Required work:
Copy out all lines with the word "Evaluación" in them.

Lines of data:
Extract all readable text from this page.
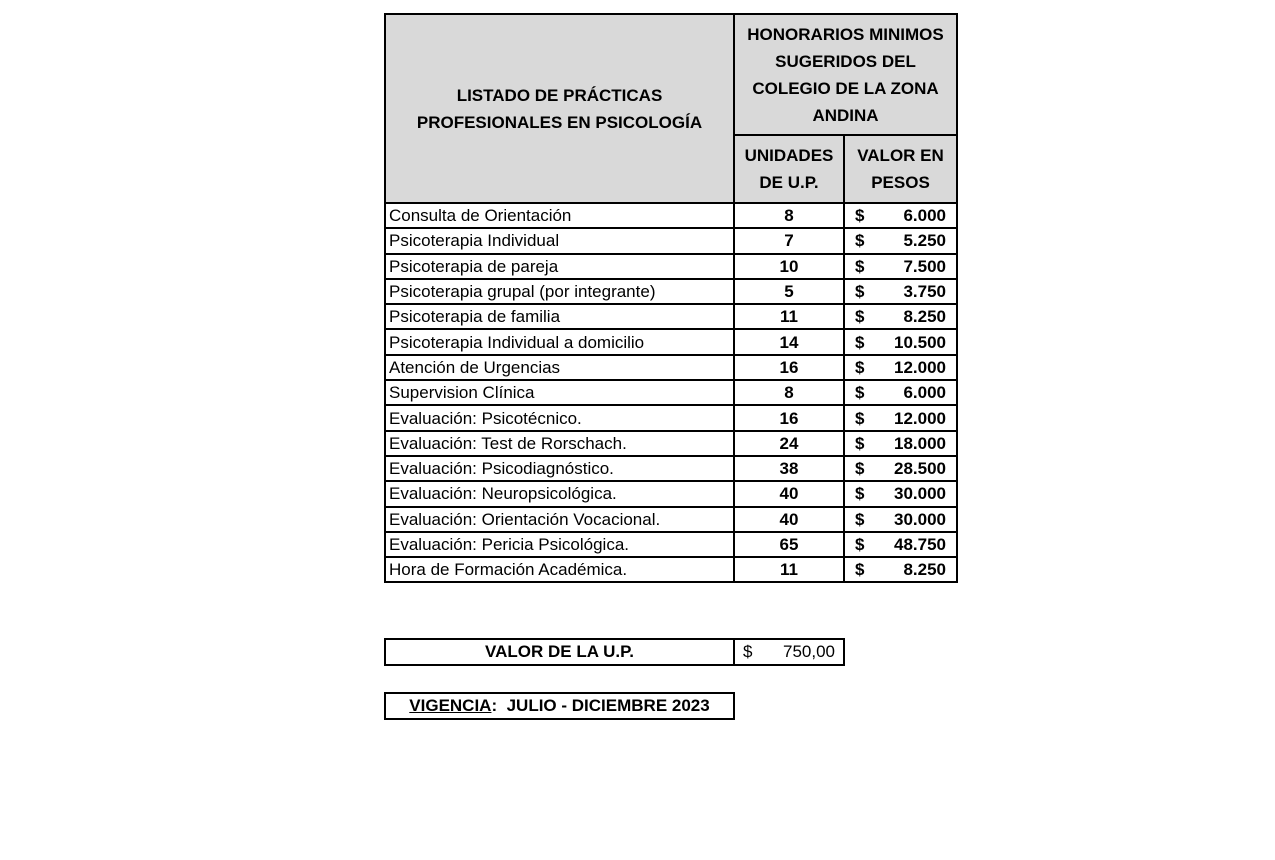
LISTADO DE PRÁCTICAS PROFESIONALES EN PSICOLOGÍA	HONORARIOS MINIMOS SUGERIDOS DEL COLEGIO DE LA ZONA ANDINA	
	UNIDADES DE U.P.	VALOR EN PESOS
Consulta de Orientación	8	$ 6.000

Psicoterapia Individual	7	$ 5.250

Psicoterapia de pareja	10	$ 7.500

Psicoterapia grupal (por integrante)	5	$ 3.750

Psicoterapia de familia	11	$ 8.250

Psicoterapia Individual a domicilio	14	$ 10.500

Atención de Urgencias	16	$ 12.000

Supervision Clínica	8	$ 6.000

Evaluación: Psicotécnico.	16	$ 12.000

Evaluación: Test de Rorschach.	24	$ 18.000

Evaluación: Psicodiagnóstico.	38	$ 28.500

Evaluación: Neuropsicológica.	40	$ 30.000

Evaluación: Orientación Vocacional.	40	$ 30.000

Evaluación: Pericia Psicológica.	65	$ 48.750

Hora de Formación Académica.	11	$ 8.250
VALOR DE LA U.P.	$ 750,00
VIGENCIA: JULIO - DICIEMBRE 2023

Task response:
Evaluación: Psicotécnico.	16	$ 12.000
Evaluación: Test de Rorschach.	24	$ 18.000
Evaluación: Psicodiagnóstico.	38	$ 28.500
Evaluación: Neuropsicológica.	40	$ 30.000
Evaluación: Orientación Vocacional.	40	$ 30.000
Evaluación: Pericia Psicológica.	65	$ 48.750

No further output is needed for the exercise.